**Your instructions**
Using the records provided below, locate and copy each line that contains the word "points".

**Dataset entries**
++++

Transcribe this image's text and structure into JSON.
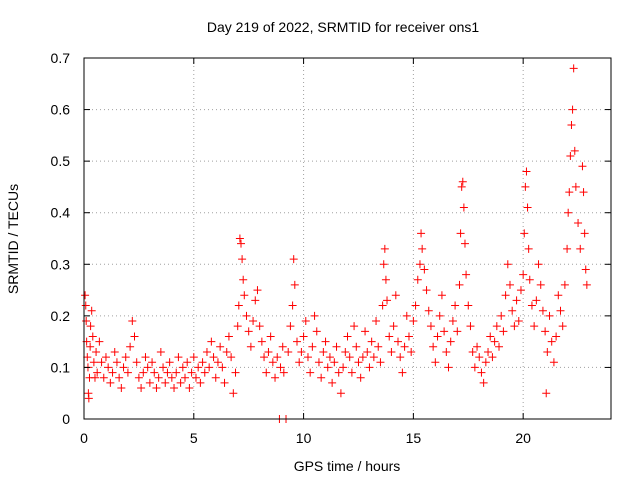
{
  "chart_data": {
    "type": "scatter",
    "title": "Day 219 of 2022, SRMTID for receiver ons1",
    "xlabel": "GPS time / hours",
    "ylabel": "SRMTID / TECUs",
    "xlim": [
      0,
      24
    ],
    "ylim": [
      0,
      0.7
    ],
    "xticks": [
      0,
      5,
      10,
      15,
      20
    ],
    "yticks": [
      0,
      0.1,
      0.2,
      0.3,
      0.4,
      0.5,
      0.6,
      0.7
    ],
    "xtick_labels": [
      "0",
      "5",
      "10",
      "15",
      "20"
    ],
    "ytick_labels": [
      "0",
      "0.1",
      "0.2",
      "0.3",
      "0.4",
      "0.5",
      "0.6",
      "0.7"
    ],
    "grid": true,
    "marker": "+",
    "color": "#ff0000",
    "note": "points estimated from plot; dense series sampled approximately",
    "series": [
      {
        "name": "ons1",
        "points": [
          [
            0.05,
            0.24
          ],
          [
            0.08,
            0.22
          ],
          [
            0.1,
            0.19
          ],
          [
            0.12,
            0.15
          ],
          [
            0.15,
            0.12
          ],
          [
            0.18,
            0.1
          ],
          [
            0.2,
            0.05
          ],
          [
            0.22,
            0.04
          ],
          [
            0.25,
            0.08
          ],
          [
            0.28,
            0.14
          ],
          [
            0.3,
            0.18
          ],
          [
            0.35,
            0.21
          ],
          [
            0.4,
            0.16
          ],
          [
            0.45,
            0.11
          ],
          [
            0.5,
            0.08
          ],
          [
            0.55,
            0.13
          ],
          [
            0.6,
            0.09
          ],
          [
            0.7,
            0.15
          ],
          [
            0.8,
            0.11
          ],
          [
            0.9,
            0.08
          ],
          [
            1.0,
            0.12
          ],
          [
            1.1,
            0.1
          ],
          [
            1.2,
            0.07
          ],
          [
            1.3,
            0.09
          ],
          [
            1.4,
            0.13
          ],
          [
            1.5,
            0.11
          ],
          [
            1.6,
            0.08
          ],
          [
            1.7,
            0.06
          ],
          [
            1.8,
            0.1
          ],
          [
            1.9,
            0.12
          ],
          [
            2.0,
            0.09
          ],
          [
            2.1,
            0.14
          ],
          [
            2.2,
            0.19
          ],
          [
            2.3,
            0.16
          ],
          [
            2.4,
            0.11
          ],
          [
            2.5,
            0.08
          ],
          [
            2.6,
            0.06
          ],
          [
            2.7,
            0.09
          ],
          [
            2.8,
            0.12
          ],
          [
            2.9,
            0.1
          ],
          [
            3.0,
            0.07
          ],
          [
            3.1,
            0.11
          ],
          [
            3.2,
            0.09
          ],
          [
            3.3,
            0.06
          ],
          [
            3.4,
            0.08
          ],
          [
            3.5,
            0.13
          ],
          [
            3.6,
            0.1
          ],
          [
            3.7,
            0.07
          ],
          [
            3.8,
            0.09
          ],
          [
            3.9,
            0.11
          ],
          [
            4.0,
            0.08
          ],
          [
            4.1,
            0.06
          ],
          [
            4.2,
            0.09
          ],
          [
            4.3,
            0.12
          ],
          [
            4.4,
            0.07
          ],
          [
            4.5,
            0.1
          ],
          [
            4.6,
            0.08
          ],
          [
            4.7,
            0.11
          ],
          [
            4.8,
            0.06
          ],
          [
            4.9,
            0.09
          ],
          [
            5.0,
            0.12
          ],
          [
            5.1,
            0.08
          ],
          [
            5.2,
            0.1
          ],
          [
            5.3,
            0.07
          ],
          [
            5.4,
            0.11
          ],
          [
            5.5,
            0.09
          ],
          [
            5.6,
            0.13
          ],
          [
            5.7,
            0.1
          ],
          [
            5.8,
            0.15
          ],
          [
            5.9,
            0.12
          ],
          [
            6.0,
            0.08
          ],
          [
            6.1,
            0.11
          ],
          [
            6.2,
            0.14
          ],
          [
            6.3,
            0.1
          ],
          [
            6.4,
            0.07
          ],
          [
            6.5,
            0.13
          ],
          [
            6.6,
            0.16
          ],
          [
            6.7,
            0.12
          ],
          [
            6.8,
            0.05
          ],
          [
            6.9,
            0.09
          ],
          [
            7.0,
            0.18
          ],
          [
            7.05,
            0.22
          ],
          [
            7.1,
            0.35
          ],
          [
            7.15,
            0.34
          ],
          [
            7.2,
            0.31
          ],
          [
            7.25,
            0.27
          ],
          [
            7.3,
            0.24
          ],
          [
            7.4,
            0.2
          ],
          [
            7.5,
            0.17
          ],
          [
            7.6,
            0.14
          ],
          [
            7.7,
            0.19
          ],
          [
            7.8,
            0.23
          ],
          [
            7.9,
            0.25
          ],
          [
            8.0,
            0.18
          ],
          [
            8.1,
            0.15
          ],
          [
            8.2,
            0.12
          ],
          [
            8.3,
            0.09
          ],
          [
            8.4,
            0.13
          ],
          [
            8.5,
            0.16
          ],
          [
            8.6,
            0.11
          ],
          [
            8.7,
            0.08
          ],
          [
            8.8,
            0.12
          ],
          [
            8.9,
            0.0
          ],
          [
            8.95,
            0.1
          ],
          [
            9.05,
            0.14
          ],
          [
            9.1,
            0.09
          ],
          [
            9.2,
            0.0
          ],
          [
            9.3,
            0.13
          ],
          [
            9.4,
            0.18
          ],
          [
            9.5,
            0.22
          ],
          [
            9.55,
            0.31
          ],
          [
            9.6,
            0.26
          ],
          [
            9.7,
            0.15
          ],
          [
            9.8,
            0.11
          ],
          [
            9.9,
            0.13
          ],
          [
            10.0,
            0.16
          ],
          [
            10.1,
            0.19
          ],
          [
            10.2,
            0.12
          ],
          [
            10.3,
            0.09
          ],
          [
            10.4,
            0.14
          ],
          [
            10.5,
            0.2
          ],
          [
            10.6,
            0.17
          ],
          [
            10.7,
            0.11
          ],
          [
            10.8,
            0.08
          ],
          [
            10.9,
            0.13
          ],
          [
            11.0,
            0.15
          ],
          [
            11.1,
            0.1
          ],
          [
            11.2,
            0.12
          ],
          [
            11.3,
            0.07
          ],
          [
            11.4,
            0.11
          ],
          [
            11.5,
            0.14
          ],
          [
            11.6,
            0.09
          ],
          [
            11.7,
            0.05
          ],
          [
            11.8,
            0.1
          ],
          [
            11.9,
            0.13
          ],
          [
            12.0,
            0.16
          ],
          [
            12.1,
            0.12
          ],
          [
            12.2,
            0.09
          ],
          [
            12.3,
            0.18
          ],
          [
            12.4,
            0.14
          ],
          [
            12.5,
            0.11
          ],
          [
            12.6,
            0.08
          ],
          [
            12.7,
            0.12
          ],
          [
            12.8,
            0.17
          ],
          [
            12.9,
            0.13
          ],
          [
            13.0,
            0.1
          ],
          [
            13.1,
            0.15
          ],
          [
            13.2,
            0.12
          ],
          [
            13.3,
            0.19
          ],
          [
            13.4,
            0.14
          ],
          [
            13.5,
            0.11
          ],
          [
            13.6,
            0.22
          ],
          [
            13.65,
            0.3
          ],
          [
            13.7,
            0.33
          ],
          [
            13.75,
            0.27
          ],
          [
            13.8,
            0.23
          ],
          [
            13.9,
            0.16
          ],
          [
            14.0,
            0.13
          ],
          [
            14.1,
            0.18
          ],
          [
            14.2,
            0.24
          ],
          [
            14.3,
            0.15
          ],
          [
            14.4,
            0.12
          ],
          [
            14.5,
            0.09
          ],
          [
            14.6,
            0.14
          ],
          [
            14.7,
            0.2
          ],
          [
            14.8,
            0.16
          ],
          [
            14.9,
            0.13
          ],
          [
            15.0,
            0.19
          ],
          [
            15.1,
            0.22
          ],
          [
            15.2,
            0.27
          ],
          [
            15.3,
            0.3
          ],
          [
            15.35,
            0.36
          ],
          [
            15.4,
            0.33
          ],
          [
            15.5,
            0.29
          ],
          [
            15.6,
            0.25
          ],
          [
            15.7,
            0.21
          ],
          [
            15.8,
            0.18
          ],
          [
            15.9,
            0.14
          ],
          [
            16.0,
            0.11
          ],
          [
            16.1,
            0.16
          ],
          [
            16.2,
            0.2
          ],
          [
            16.3,
            0.24
          ],
          [
            16.4,
            0.17
          ],
          [
            16.5,
            0.13
          ],
          [
            16.6,
            0.1
          ],
          [
            16.7,
            0.15
          ],
          [
            16.8,
            0.19
          ],
          [
            16.9,
            0.22
          ],
          [
            17.0,
            0.17
          ],
          [
            17.1,
            0.26
          ],
          [
            17.15,
            0.36
          ],
          [
            17.2,
            0.45
          ],
          [
            17.25,
            0.46
          ],
          [
            17.3,
            0.41
          ],
          [
            17.35,
            0.34
          ],
          [
            17.4,
            0.28
          ],
          [
            17.5,
            0.22
          ],
          [
            17.6,
            0.18
          ],
          [
            17.7,
            0.13
          ],
          [
            17.8,
            0.1
          ],
          [
            17.9,
            0.14
          ],
          [
            18.0,
            0.12
          ],
          [
            18.1,
            0.09
          ],
          [
            18.2,
            0.07
          ],
          [
            18.3,
            0.11
          ],
          [
            18.4,
            0.13
          ],
          [
            18.5,
            0.16
          ],
          [
            18.6,
            0.12
          ],
          [
            18.7,
            0.15
          ],
          [
            18.8,
            0.18
          ],
          [
            18.9,
            0.14
          ],
          [
            19.0,
            0.2
          ],
          [
            19.1,
            0.17
          ],
          [
            19.2,
            0.24
          ],
          [
            19.3,
            0.3
          ],
          [
            19.4,
            0.26
          ],
          [
            19.5,
            0.21
          ],
          [
            19.6,
            0.18
          ],
          [
            19.7,
            0.23
          ],
          [
            19.8,
            0.19
          ],
          [
            19.9,
            0.25
          ],
          [
            20.0,
            0.28
          ],
          [
            20.05,
            0.36
          ],
          [
            20.1,
            0.45
          ],
          [
            20.15,
            0.48
          ],
          [
            20.2,
            0.41
          ],
          [
            20.25,
            0.33
          ],
          [
            20.3,
            0.27
          ],
          [
            20.4,
            0.22
          ],
          [
            20.5,
            0.18
          ],
          [
            20.6,
            0.23
          ],
          [
            20.7,
            0.3
          ],
          [
            20.8,
            0.26
          ],
          [
            20.9,
            0.21
          ],
          [
            21.0,
            0.17
          ],
          [
            21.05,
            0.05
          ],
          [
            21.1,
            0.13
          ],
          [
            21.2,
            0.2
          ],
          [
            21.3,
            0.15
          ],
          [
            21.4,
            0.11
          ],
          [
            21.5,
            0.16
          ],
          [
            21.6,
            0.24
          ],
          [
            21.7,
            0.21
          ],
          [
            21.8,
            0.18
          ],
          [
            21.9,
            0.26
          ],
          [
            22.0,
            0.33
          ],
          [
            22.05,
            0.4
          ],
          [
            22.1,
            0.44
          ],
          [
            22.15,
            0.51
          ],
          [
            22.2,
            0.57
          ],
          [
            22.25,
            0.6
          ],
          [
            22.3,
            0.68
          ],
          [
            22.35,
            0.52
          ],
          [
            22.4,
            0.45
          ],
          [
            22.5,
            0.38
          ],
          [
            22.6,
            0.33
          ],
          [
            22.7,
            0.49
          ],
          [
            22.75,
            0.44
          ],
          [
            22.8,
            0.36
          ],
          [
            22.85,
            0.29
          ],
          [
            22.9,
            0.26
          ]
        ]
      }
    ]
  }
}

++++

**Answer to the exercise**
    "note": "points estimated from plot; dense series sampled approximately",
        "points": [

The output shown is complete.